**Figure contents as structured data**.

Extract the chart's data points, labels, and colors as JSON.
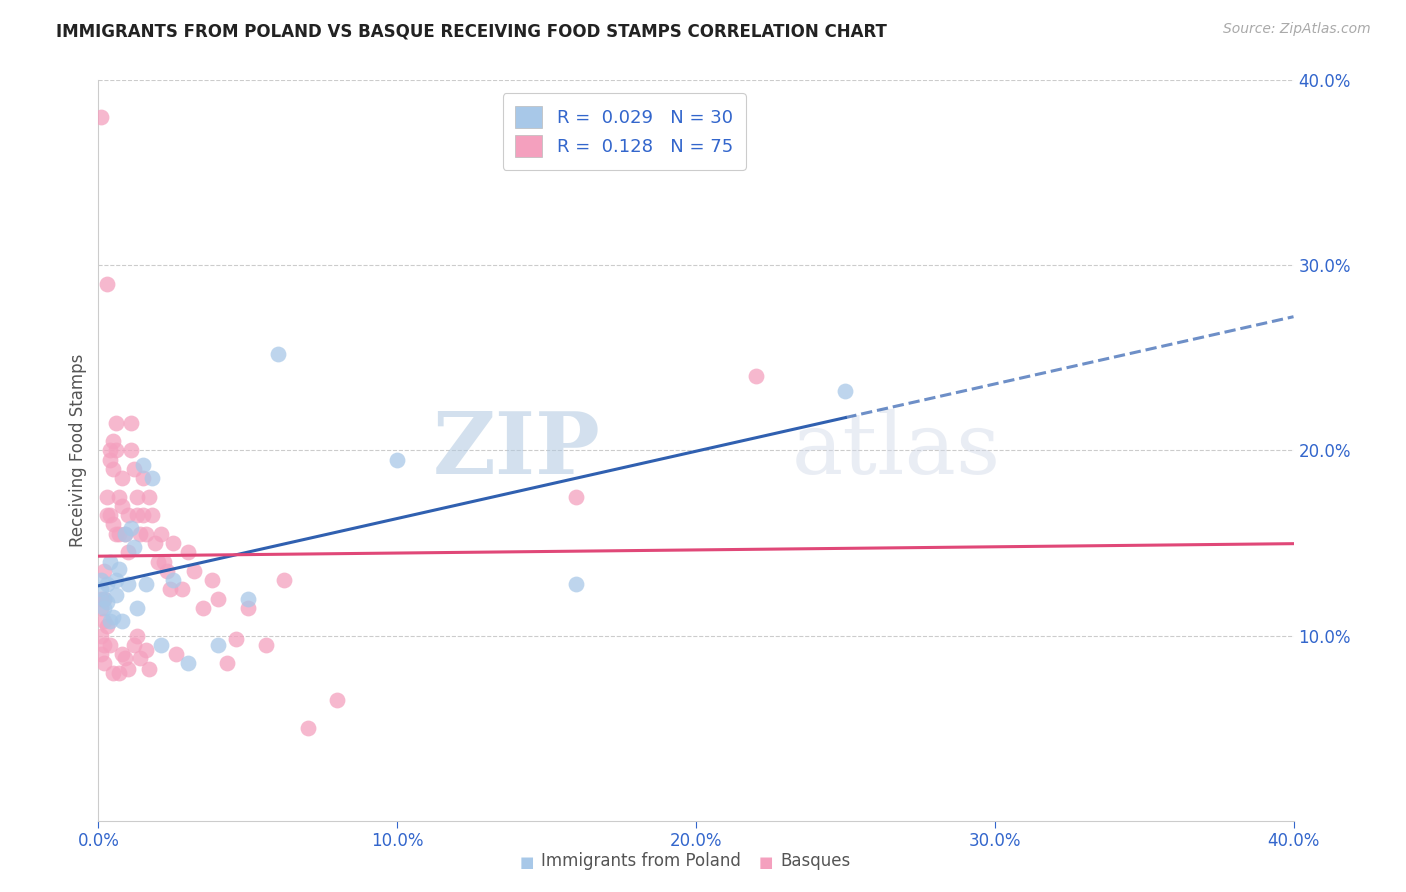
{
  "title": "IMMIGRANTS FROM POLAND VS BASQUE RECEIVING FOOD STAMPS CORRELATION CHART",
  "source": "Source: ZipAtlas.com",
  "ylabel": "Receiving Food Stamps",
  "xlabel_label1": "Immigrants from Poland",
  "xlabel_label2": "Basques",
  "xmin": 0.0,
  "xmax": 0.4,
  "ymin": 0.0,
  "ymax": 0.4,
  "legend_r1": "0.029",
  "legend_n1": "30",
  "legend_r2": "0.128",
  "legend_n2": "75",
  "color_blue": "#a8c8e8",
  "color_pink": "#f4a0be",
  "color_blue_line": "#3060b0",
  "color_pink_line": "#e04878",
  "color_blue_text": "#3366cc",
  "grid_color": "#cccccc",
  "background_color": "#ffffff",
  "watermark_zip": "ZIP",
  "watermark_atlas": "atlas",
  "poland_x": [
    0.001,
    0.001,
    0.002,
    0.002,
    0.003,
    0.003,
    0.004,
    0.004,
    0.005,
    0.006,
    0.006,
    0.007,
    0.008,
    0.009,
    0.01,
    0.011,
    0.012,
    0.013,
    0.015,
    0.016,
    0.018,
    0.021,
    0.025,
    0.03,
    0.04,
    0.05,
    0.06,
    0.1,
    0.16,
    0.25
  ],
  "poland_y": [
    0.13,
    0.125,
    0.12,
    0.115,
    0.128,
    0.118,
    0.14,
    0.108,
    0.11,
    0.122,
    0.13,
    0.136,
    0.108,
    0.155,
    0.128,
    0.158,
    0.148,
    0.115,
    0.192,
    0.128,
    0.185,
    0.095,
    0.13,
    0.085,
    0.095,
    0.12,
    0.252,
    0.195,
    0.128,
    0.232
  ],
  "basque_x": [
    0.001,
    0.001,
    0.001,
    0.001,
    0.001,
    0.002,
    0.002,
    0.002,
    0.002,
    0.002,
    0.003,
    0.003,
    0.003,
    0.003,
    0.004,
    0.004,
    0.004,
    0.004,
    0.005,
    0.005,
    0.005,
    0.005,
    0.006,
    0.006,
    0.006,
    0.007,
    0.007,
    0.007,
    0.008,
    0.008,
    0.008,
    0.009,
    0.009,
    0.01,
    0.01,
    0.01,
    0.011,
    0.011,
    0.012,
    0.012,
    0.013,
    0.013,
    0.013,
    0.014,
    0.014,
    0.015,
    0.015,
    0.016,
    0.016,
    0.017,
    0.017,
    0.018,
    0.019,
    0.02,
    0.021,
    0.022,
    0.023,
    0.024,
    0.025,
    0.026,
    0.028,
    0.03,
    0.032,
    0.035,
    0.038,
    0.04,
    0.043,
    0.046,
    0.05,
    0.056,
    0.062,
    0.07,
    0.08,
    0.16,
    0.22
  ],
  "basque_y": [
    0.38,
    0.12,
    0.115,
    0.1,
    0.09,
    0.135,
    0.12,
    0.108,
    0.095,
    0.085,
    0.29,
    0.175,
    0.165,
    0.105,
    0.2,
    0.195,
    0.165,
    0.095,
    0.205,
    0.19,
    0.16,
    0.08,
    0.215,
    0.2,
    0.155,
    0.175,
    0.155,
    0.08,
    0.185,
    0.17,
    0.09,
    0.155,
    0.088,
    0.165,
    0.145,
    0.082,
    0.215,
    0.2,
    0.19,
    0.095,
    0.175,
    0.165,
    0.1,
    0.155,
    0.088,
    0.185,
    0.165,
    0.155,
    0.092,
    0.175,
    0.082,
    0.165,
    0.15,
    0.14,
    0.155,
    0.14,
    0.135,
    0.125,
    0.15,
    0.09,
    0.125,
    0.145,
    0.135,
    0.115,
    0.13,
    0.12,
    0.085,
    0.098,
    0.115,
    0.095,
    0.13,
    0.05,
    0.065,
    0.175,
    0.24
  ]
}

**TASK DIRECTIONS**. Write every entry out again exactly, dropping the pictures.

**EXERCISE ANSWER**.
Extract the chart's data points, labels, and colors as JSON.
{
  "title": "IMMIGRANTS FROM POLAND VS BASQUE RECEIVING FOOD STAMPS CORRELATION CHART",
  "source": "Source: ZipAtlas.com",
  "ylabel": "Receiving Food Stamps",
  "xlabel_label1": "Immigrants from Poland",
  "xlabel_label2": "Basques",
  "xmin": 0.0,
  "xmax": 0.4,
  "ymin": 0.0,
  "ymax": 0.4,
  "legend_r1": "0.029",
  "legend_n1": "30",
  "legend_r2": "0.128",
  "legend_n2": "75",
  "color_blue": "#a8c8e8",
  "color_pink": "#f4a0be",
  "color_blue_line": "#3060b0",
  "color_pink_line": "#e04878",
  "color_blue_text": "#3366cc",
  "grid_color": "#cccccc",
  "background_color": "#ffffff",
  "watermark_zip": "ZIP",
  "watermark_atlas": "atlas",
  "poland_x": [
    0.001,
    0.001,
    0.002,
    0.002,
    0.003,
    0.003,
    0.004,
    0.004,
    0.005,
    0.006,
    0.006,
    0.007,
    0.008,
    0.009,
    0.01,
    0.011,
    0.012,
    0.013,
    0.015,
    0.016,
    0.018,
    0.021,
    0.025,
    0.03,
    0.04,
    0.05,
    0.06,
    0.1,
    0.16,
    0.25
  ],
  "poland_y": [
    0.13,
    0.125,
    0.12,
    0.115,
    0.128,
    0.118,
    0.14,
    0.108,
    0.11,
    0.122,
    0.13,
    0.136,
    0.108,
    0.155,
    0.128,
    0.158,
    0.148,
    0.115,
    0.192,
    0.128,
    0.185,
    0.095,
    0.13,
    0.085,
    0.095,
    0.12,
    0.252,
    0.195,
    0.128,
    0.232
  ],
  "basque_x": [
    0.001,
    0.001,
    0.001,
    0.001,
    0.001,
    0.002,
    0.002,
    0.002,
    0.002,
    0.002,
    0.003,
    0.003,
    0.003,
    0.003,
    0.004,
    0.004,
    0.004,
    0.004,
    0.005,
    0.005,
    0.005,
    0.005,
    0.006,
    0.006,
    0.006,
    0.007,
    0.007,
    0.007,
    0.008,
    0.008,
    0.008,
    0.009,
    0.009,
    0.01,
    0.01,
    0.01,
    0.011,
    0.011,
    0.012,
    0.012,
    0.013,
    0.013,
    0.013,
    0.014,
    0.014,
    0.015,
    0.015,
    0.016,
    0.016,
    0.017,
    0.017,
    0.018,
    0.019,
    0.02,
    0.021,
    0.022,
    0.023,
    0.024,
    0.025,
    0.026,
    0.028,
    0.03,
    0.032,
    0.035,
    0.038,
    0.04,
    0.043,
    0.046,
    0.05,
    0.056,
    0.062,
    0.07,
    0.08,
    0.16,
    0.22
  ],
  "basque_y": [
    0.38,
    0.12,
    0.115,
    0.1,
    0.09,
    0.135,
    0.12,
    0.108,
    0.095,
    0.085,
    0.29,
    0.175,
    0.165,
    0.105,
    0.2,
    0.195,
    0.165,
    0.095,
    0.205,
    0.19,
    0.16,
    0.08,
    0.215,
    0.2,
    0.155,
    0.175,
    0.155,
    0.08,
    0.185,
    0.17,
    0.09,
    0.155,
    0.088,
    0.165,
    0.145,
    0.082,
    0.215,
    0.2,
    0.19,
    0.095,
    0.175,
    0.165,
    0.1,
    0.155,
    0.088,
    0.185,
    0.165,
    0.155,
    0.092,
    0.175,
    0.082,
    0.165,
    0.15,
    0.14,
    0.155,
    0.14,
    0.135,
    0.125,
    0.15,
    0.09,
    0.125,
    0.145,
    0.135,
    0.115,
    0.13,
    0.12,
    0.085,
    0.098,
    0.115,
    0.095,
    0.13,
    0.05,
    0.065,
    0.175,
    0.24
  ]
}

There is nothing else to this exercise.